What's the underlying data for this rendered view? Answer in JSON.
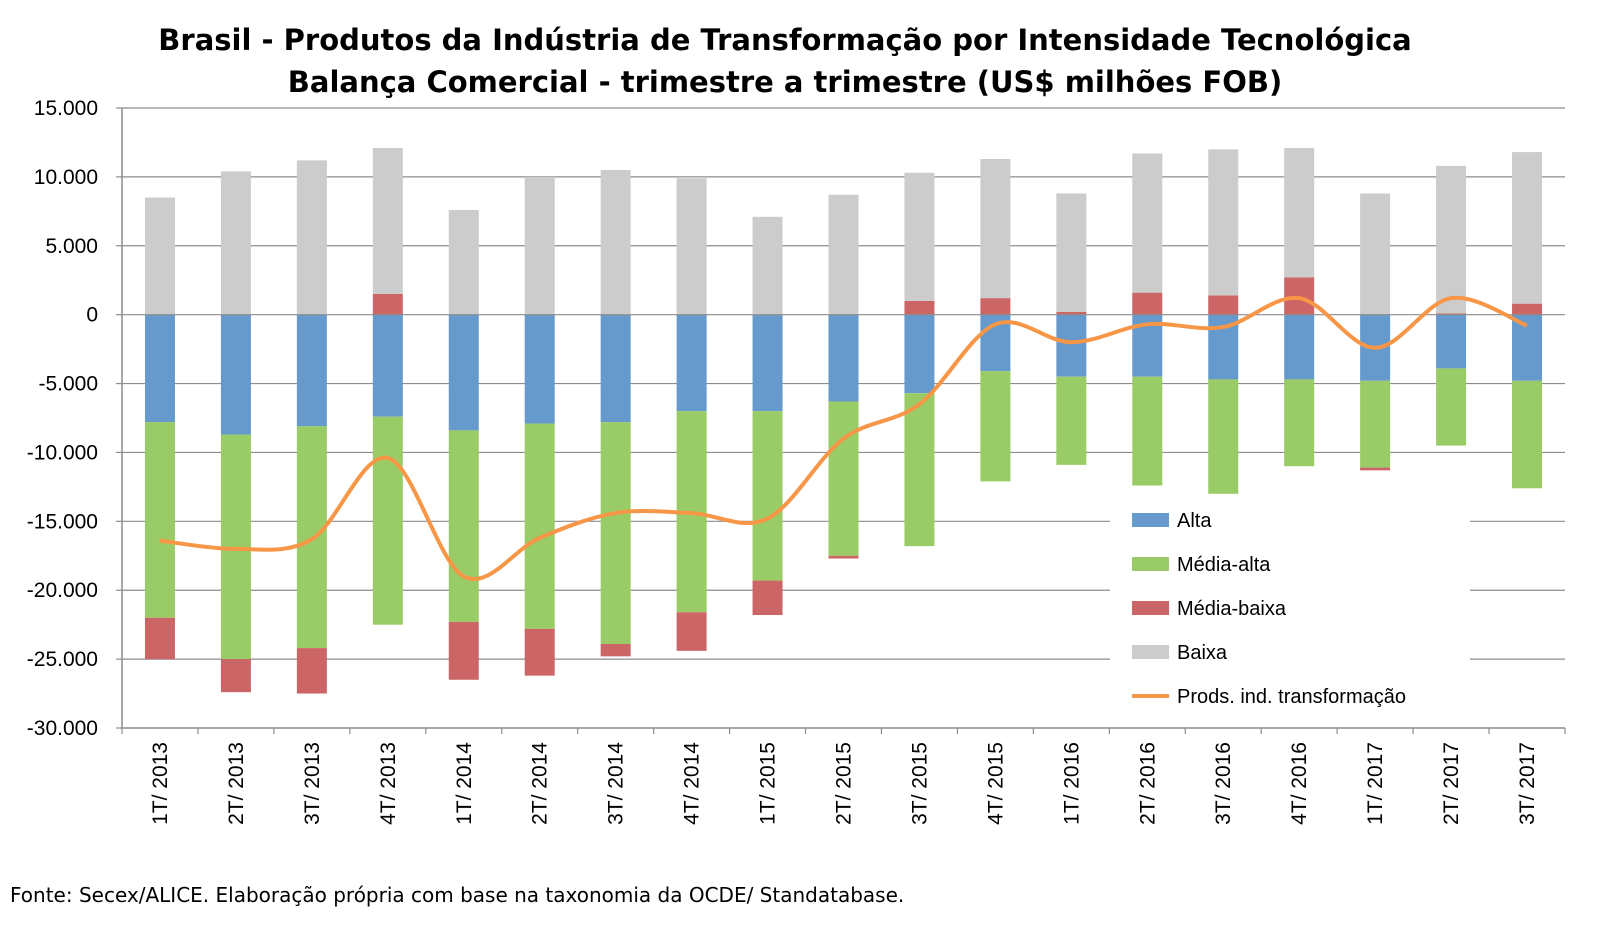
{
  "source_note": "Fonte: Secex/ALICE. Elaboração própria com base na taxonomia da OCDE/ Standatabase.",
  "chart_data": {
    "type": "bar",
    "stacked": true,
    "title": "Brasil - Produtos da Indústria de Transformação por Intensidade Tecnológica",
    "subtitle": "Balança Comercial - trimestre a trimestre (US$ milhões FOB)",
    "xlabel": "",
    "ylabel": "",
    "ylim": [
      -30000,
      15000
    ],
    "yticks": [
      15000,
      10000,
      5000,
      0,
      -5000,
      -10000,
      -15000,
      -20000,
      -25000,
      -30000
    ],
    "ytick_labels": [
      "15.000",
      "10.000",
      "5.000",
      "0",
      "-5.000",
      "-10.000",
      "-15.000",
      "-20.000",
      "-25.000",
      "-30.000"
    ],
    "grid": true,
    "legend_position": "right",
    "categories": [
      "1T/ 2013",
      "2T/ 2013",
      "3T/ 2013",
      "4T/ 2013",
      "1T/ 2014",
      "2T/ 2014",
      "3T/ 2014",
      "4T/ 2014",
      "1T/ 2015",
      "2T/ 2015",
      "3T/ 2015",
      "4T/ 2015",
      "1T/ 2016",
      "2T/ 2016",
      "3T/ 2016",
      "4T/ 2016",
      "1T/ 2017",
      "2T/ 2017",
      "3T/ 2017"
    ],
    "series": [
      {
        "name": "Alta",
        "type": "bar",
        "color": "#6699cc",
        "values": [
          -7800,
          -8700,
          -8100,
          -7400,
          -8400,
          -7900,
          -7800,
          -7000,
          -7000,
          -6300,
          -5700,
          -4100,
          -4500,
          -4500,
          -4700,
          -4700,
          -4800,
          -3900,
          -4800
        ]
      },
      {
        "name": "Média-alta",
        "type": "bar",
        "color": "#99cc66",
        "values": [
          -14200,
          -16300,
          -16100,
          -15100,
          -13900,
          -14900,
          -16100,
          -14600,
          -12300,
          -11200,
          -11100,
          -8000,
          -6400,
          -7900,
          -8300,
          -6300,
          -6300,
          -5600,
          -7800
        ]
      },
      {
        "name": "Média-baixa",
        "type": "bar",
        "color": "#cc6666",
        "values": [
          -3000,
          -2400,
          -3300,
          1500,
          -4200,
          -3400,
          -900,
          -2800,
          -2500,
          -200,
          1000,
          1200,
          200,
          1600,
          1400,
          2700,
          -200,
          100,
          800
        ]
      },
      {
        "name": "Baixa",
        "type": "bar",
        "color": "#cccccc",
        "values": [
          8500,
          10400,
          11200,
          10600,
          7600,
          10000,
          10500,
          9900,
          7100,
          8700,
          9300,
          10100,
          8600,
          10100,
          10600,
          9400,
          8800,
          10700,
          11000
        ]
      },
      {
        "name": "Prods. ind. transformação",
        "type": "line",
        "color": "#f79646",
        "values": [
          -16400,
          -17000,
          -16300,
          -10400,
          -19000,
          -16200,
          -14400,
          -14400,
          -14800,
          -9000,
          -6500,
          -700,
          -2000,
          -700,
          -900,
          1200,
          -2400,
          1200,
          -800
        ]
      }
    ]
  }
}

(Exercise aim)
Take the listing above and print it exactly, apart from the pictures.

(Output)
What's the underlying data for this rendered view? Answer in JSON.
{
  "source_note": "Fonte: Secex/ALICE. Elaboração própria com base na taxonomia da OCDE/ Standatabase.",
  "chart_data": {
    "type": "bar",
    "stacked": true,
    "title": "Brasil - Produtos da Indústria de Transformação por Intensidade Tecnológica",
    "subtitle": "Balança Comercial - trimestre a trimestre (US$ milhões FOB)",
    "xlabel": "",
    "ylabel": "",
    "ylim": [
      -30000,
      15000
    ],
    "yticks": [
      15000,
      10000,
      5000,
      0,
      -5000,
      -10000,
      -15000,
      -20000,
      -25000,
      -30000
    ],
    "ytick_labels": [
      "15.000",
      "10.000",
      "5.000",
      "0",
      "-5.000",
      "-10.000",
      "-15.000",
      "-20.000",
      "-25.000",
      "-30.000"
    ],
    "grid": true,
    "legend_position": "right",
    "categories": [
      "1T/ 2013",
      "2T/ 2013",
      "3T/ 2013",
      "4T/ 2013",
      "1T/ 2014",
      "2T/ 2014",
      "3T/ 2014",
      "4T/ 2014",
      "1T/ 2015",
      "2T/ 2015",
      "3T/ 2015",
      "4T/ 2015",
      "1T/ 2016",
      "2T/ 2016",
      "3T/ 2016",
      "4T/ 2016",
      "1T/ 2017",
      "2T/ 2017",
      "3T/ 2017"
    ],
    "series": [
      {
        "name": "Alta",
        "type": "bar",
        "color": "#6699cc",
        "values": [
          -7800,
          -8700,
          -8100,
          -7400,
          -8400,
          -7900,
          -7800,
          -7000,
          -7000,
          -6300,
          -5700,
          -4100,
          -4500,
          -4500,
          -4700,
          -4700,
          -4800,
          -3900,
          -4800
        ]
      },
      {
        "name": "Média-alta",
        "type": "bar",
        "color": "#99cc66",
        "values": [
          -14200,
          -16300,
          -16100,
          -15100,
          -13900,
          -14900,
          -16100,
          -14600,
          -12300,
          -11200,
          -11100,
          -8000,
          -6400,
          -7900,
          -8300,
          -6300,
          -6300,
          -5600,
          -7800
        ]
      },
      {
        "name": "Média-baixa",
        "type": "bar",
        "color": "#cc6666",
        "values": [
          -3000,
          -2400,
          -3300,
          1500,
          -4200,
          -3400,
          -900,
          -2800,
          -2500,
          -200,
          1000,
          1200,
          200,
          1600,
          1400,
          2700,
          -200,
          100,
          800
        ]
      },
      {
        "name": "Baixa",
        "type": "bar",
        "color": "#cccccc",
        "values": [
          8500,
          10400,
          11200,
          10600,
          7600,
          10000,
          10500,
          9900,
          7100,
          8700,
          9300,
          10100,
          8600,
          10100,
          10600,
          9400,
          8800,
          10700,
          11000
        ]
      },
      {
        "name": "Prods. ind. transformação",
        "type": "line",
        "color": "#f79646",
        "values": [
          -16400,
          -17000,
          -16300,
          -10400,
          -19000,
          -16200,
          -14400,
          -14400,
          -14800,
          -9000,
          -6500,
          -700,
          -2000,
          -700,
          -900,
          1200,
          -2400,
          1200,
          -800
        ]
      }
    ]
  }
}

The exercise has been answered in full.